[start of Data for this task]

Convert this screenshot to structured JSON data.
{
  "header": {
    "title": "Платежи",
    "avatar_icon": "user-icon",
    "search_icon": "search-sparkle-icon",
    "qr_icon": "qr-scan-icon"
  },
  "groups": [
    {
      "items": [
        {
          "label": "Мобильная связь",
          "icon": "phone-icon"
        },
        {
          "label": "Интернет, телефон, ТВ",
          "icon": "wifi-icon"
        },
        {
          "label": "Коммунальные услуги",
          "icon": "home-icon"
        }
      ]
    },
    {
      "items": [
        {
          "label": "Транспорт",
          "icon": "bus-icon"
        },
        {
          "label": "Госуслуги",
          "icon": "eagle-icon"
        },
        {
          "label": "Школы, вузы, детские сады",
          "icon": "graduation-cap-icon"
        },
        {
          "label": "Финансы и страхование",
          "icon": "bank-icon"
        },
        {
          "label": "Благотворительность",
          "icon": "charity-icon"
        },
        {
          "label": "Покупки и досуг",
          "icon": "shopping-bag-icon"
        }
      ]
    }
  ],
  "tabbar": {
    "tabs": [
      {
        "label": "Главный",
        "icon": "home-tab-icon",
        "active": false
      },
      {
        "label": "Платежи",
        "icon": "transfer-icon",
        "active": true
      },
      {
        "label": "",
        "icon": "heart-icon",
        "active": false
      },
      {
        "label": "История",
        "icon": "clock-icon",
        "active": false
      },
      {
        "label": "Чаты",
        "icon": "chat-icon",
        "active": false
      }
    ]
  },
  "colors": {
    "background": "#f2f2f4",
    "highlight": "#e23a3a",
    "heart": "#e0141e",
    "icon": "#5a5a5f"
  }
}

[end of Data for this task]

Write down the full listing again, exactly.

Convert this screenshot to structured JSON data.
{
  "header": {
    "title": "Платежи",
    "avatar_icon": "user-icon",
    "search_icon": "search-sparkle-icon",
    "qr_icon": "qr-scan-icon"
  },
  "groups": [
    {
      "items": [
        {
          "label": "Мобильная связь",
          "icon": "phone-icon"
        },
        {
          "label": "Интернет, телефон, ТВ",
          "icon": "wifi-icon"
        },
        {
          "label": "Коммунальные услуги",
          "icon": "home-icon"
        }
      ]
    },
    {
      "items": [
        {
          "label": "Транспорт",
          "icon": "bus-icon"
        },
        {
          "label": "Госуслуги",
          "icon": "eagle-icon"
        },
        {
          "label": "Школы, вузы, детские сады",
          "icon": "graduation-cap-icon"
        },
        {
          "label": "Финансы и страхование",
          "icon": "bank-icon"
        },
        {
          "label": "Благотворительность",
          "icon": "charity-icon"
        },
        {
          "label": "Покупки и досуг",
          "icon": "shopping-bag-icon"
        }
      ]
    }
  ],
  "tabbar": {
    "tabs": [
      {
        "label": "Главный",
        "icon": "home-tab-icon",
        "active": false
      },
      {
        "label": "Платежи",
        "icon": "transfer-icon",
        "active": true
      },
      {
        "label": "",
        "icon": "heart-icon",
        "active": false
      },
      {
        "label": "История",
        "icon": "clock-icon",
        "active": false
      },
      {
        "label": "Чаты",
        "icon": "chat-icon",
        "active": false
      }
    ]
  },
  "colors": {
    "background": "#f2f2f4",
    "highlight": "#e23a3a",
    "heart": "#e0141e",
    "icon": "#5a5a5f"
  }
}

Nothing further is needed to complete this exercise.